[Aim of the exercise]
In the listing below, identify each line with the word "Robert" and return those lines.

[Listed records]

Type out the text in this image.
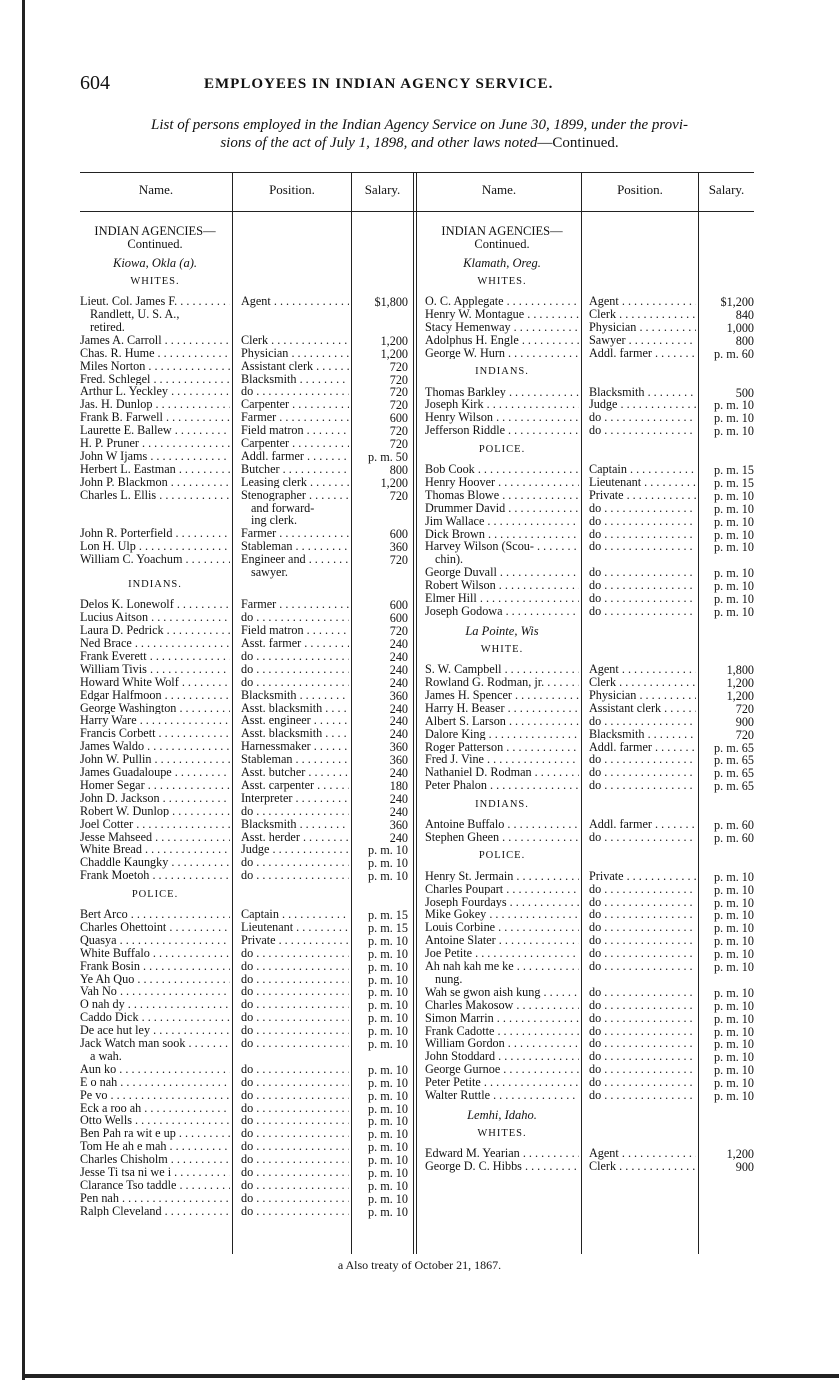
604	EMPLOYEES IN INDIAN AGENCY SERVICE.
List of persons employed in the Indian Agency Service on June 30, 1899, under the provi-
sions of the act of July 1, 1898, and other laws noted—Continued.
Name.	Position.	Salary.	Name.	Position.	Salary.
INDIAN AGENCIES—
Continued.
Kiowa, Okla (a).
WHITES.
Lieut. Col. James F. . . .	Agent . . .	$1,800
Randlett, U. S. A.,
retired.
James A. Carroll . . .	Clerk . . .	1,200
Chas. R. Hume . . .	Physician . . .	1,200
Miles Norton . . .	Assistant clerk . . .	720
Fred. Schlegel . . .	Blacksmith . . .	720
Arthur L. Yeckley . . .	do . . .	720
Jas. H. Dunlop . . .	Carpenter . . .	720
Frank B. Farwell . . .	Farmer . . .	600
Laurette E. Ballew . . .	Field matron . . .	720
H. P. Pruner . . .	Carpenter . . .	720
John W Ijams . . .	Addl. farmer . . .	p. m. 50
Herbert L. Eastman . . .	Butcher . . .	800
John P. Blackmon . . .	Leasing clerk . . .	1,200
Charles L. Ellis . . .	Stenographer . . .	720
and forward-
ing clerk.
John R. Porterfield . . .	Farmer . . .	600
Lon H. Ulp . . .	Stableman . . .	360
William C. Yoachum . . .	Engineer and . . .	720
sawyer.
INDIANS.
Delos K. Lonewolf . . .	Farmer . . .	600
Lucius Aitson . . .	do . . .	600
Laura D. Pedrick . . .	Field matron . . .	720
Ned Brace . . .	Asst. farmer . . .	240
Frank Everett . . .	do . . .	240
William Tivis . . .	do . . .	240
Howard White Wolf . . .	do . . .	240
Edgar Halfmoon . . .	Blacksmith . . .	360
George Washington . . .	Asst. blacksmith . . .	240
Harry Ware . . .	Asst. engineer . . .	240
Francis Corbett . . .	Asst. blacksmith . . .	240
James Waldo . . .	Harnessmaker . . .	360
John W. Pullin . . .	Stableman . . .	360
James Guadaloupe . . .	Asst. butcher . . .	240
Homer Segar . . .	Asst. carpenter . . .	180
John D. Jackson . . .	Interpreter . . .	240
Robert W. Dunlop . . .	do . . .	240
Joel Cotter . . .	Blacksmith . . .	360
Jesse Mahseed . . .	Asst. herder . . .	240
White Bread . . .	Judge . . .	p. m. 10
Chaddle Kaungky . . .	do . . .	p. m. 10
Frank Moetoh . . .	do . . .	p. m. 10
POLICE.
Bert Arco . . .	Captain . . .	p. m. 15
Charles Ohettoint . . .	Lieutenant . . .	p. m. 15
Quasya . . .	Private . . .	p. m. 10
White Buffalo . . .	do . . .	p. m. 10
Frank Bosin . . .	do . . .	p. m. 10
Ye Ah Quo . . .	do . . .	p. m. 10
Vah No . . .	do . . .	p. m. 10
O nah dy . . .	do . . .	p. m. 10
Caddo Dick . . .	do . . .	p. m. 10
De ace hut ley . . .	do . . .	p. m. 10
Jack Watch man sook . . .	do . . .	p. m. 10
a wah.
Aun ko . . .	do . . .	p. m. 10
E o nah . . .	do . . .	p. m. 10
Pe vo . . .	do . . .	p. m. 10
Eck a roo ah . . .	do . . .	p. m. 10
Otto Wells . . .	do . . .	p. m. 10
Ben Pah ra wit e up . . .	do . . .	p. m. 10
Tom He ah e mah . . .	do . . .	p. m. 10
Charles Chisholm . . .	do . . .	p. m. 10
Jesse Ti tsa ni we i . . .	do . . .	p. m. 10
Clarance Tso taddle . . .	do . . .	p. m. 10
Pen nah . . .	do . . .	p. m. 10
Ralph Cleveland . . .	do . . .	p. m. 10
INDIAN AGENCIES—
Continued.
Klamath, Oreg.
WHITES.
O. C. Applegate . . .	Agent . . .	$1,200
Henry W. Montague . . .	Clerk . . .	840
Stacy Hemenway . . .	Physician . . .	1,000
Adolphus H. Engle . . .	Sawyer . . .	800
George W. Hurn . . .	Addl. farmer . . .	p. m. 60
INDIANS.
Thomas Barkley . . .	Blacksmith . . .	500
Joseph Kirk . . .	Judge . . .	p. m. 10
Henry Wilson . . .	do . . .	p. m. 10
Jefferson Riddle . . .	do . . .	p. m. 10
POLICE.
Bob Cook . . .	Captain . . .	p. m. 15
Henry Hoover . . .	Lieutenant . . .	p. m. 15
Thomas Blowe . . .	Private . . .	p. m. 10
Drummer David . . .	do . . .	p. m. 10
Jim Wallace . . .	do . . .	p. m. 10
Dick Brown . . .	do . . .	p. m. 10
Harvey Wilson (Scou- . . .	do . . .	p. m. 10
chin).
George Duvall . . .	do . . .	p. m. 10
Robert Wilson . . .	do . . .	p. m. 10
Elmer Hill . . .	do . . .	p. m. 10
Joseph Godowa . . .	do . . .	p. m. 10
La Pointe, Wis
WHITE.
S. W. Campbell . . .	Agent . . .	1,800
Rowland G. Rodman, jr. . . .	Clerk . . .	1,200
James H. Spencer . . .	Physician . . .	1,200
Harry H. Beaser . . .	Assistant clerk . . .	720
Albert S. Larson . . .	do . . .	900
Dalore King . . .	Blacksmith . . .	720
Roger Patterson . . .	Addl. farmer . . .	p. m. 65
Fred J. Vine . . .	do . . .	p. m. 65
Nathaniel D. Rodman . . .	do . . .	p. m. 65
Peter Phalon . . .	do . . .	p. m. 65
INDIANS.
Antoine Buffalo . . .	Addl. farmer . . .	p. m. 60
Stephen Gheen . . .	do . . .	p. m. 60
POLICE.
Henry St. Jermain . . .	Private . . .	p. m. 10
Charles Poupart . . .	do . . .	p. m. 10
Joseph Fourdays . . .	do . . .	p. m. 10
Mike Gokey . . .	do . . .	p. m. 10
Louis Corbine . . .	do . . .	p. m. 10
Antoine Slater . . .	do . . .	p. m. 10
Joe Petite . . .	do . . .	p. m. 10
Ah nah kah me ke . . .	do . . .	p. m. 10
nung.
Wah se gwon aish kung . . .	do . . .	p. m. 10
Charles Makosow . . .	do . . .	p. m. 10
Simon Marrin . . .	do . . .	p. m. 10
Frank Cadotte . . .	do . . .	p. m. 10
William Gordon . . .	do . . .	p. m. 10
John Stoddard . . .	do . . .	p. m. 10
George Gurnoe . . .	do . . .	p. m. 10
Peter Petite . . .	do . . .	p. m. 10
Walter Ruttle . . .	do . . .	p. m. 10
Lemhi, Idaho.
WHITES.
Edward M. Yearian . . .	Agent . . .	1,200
George D. C. Hibbs . . .	Clerk . . .	900
a Also treaty of October 21, 1867.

[Complete answer]
Robert W. Dunlop . . .	do . . .	240
Robert Wilson . . .	do . . .	p. m. 10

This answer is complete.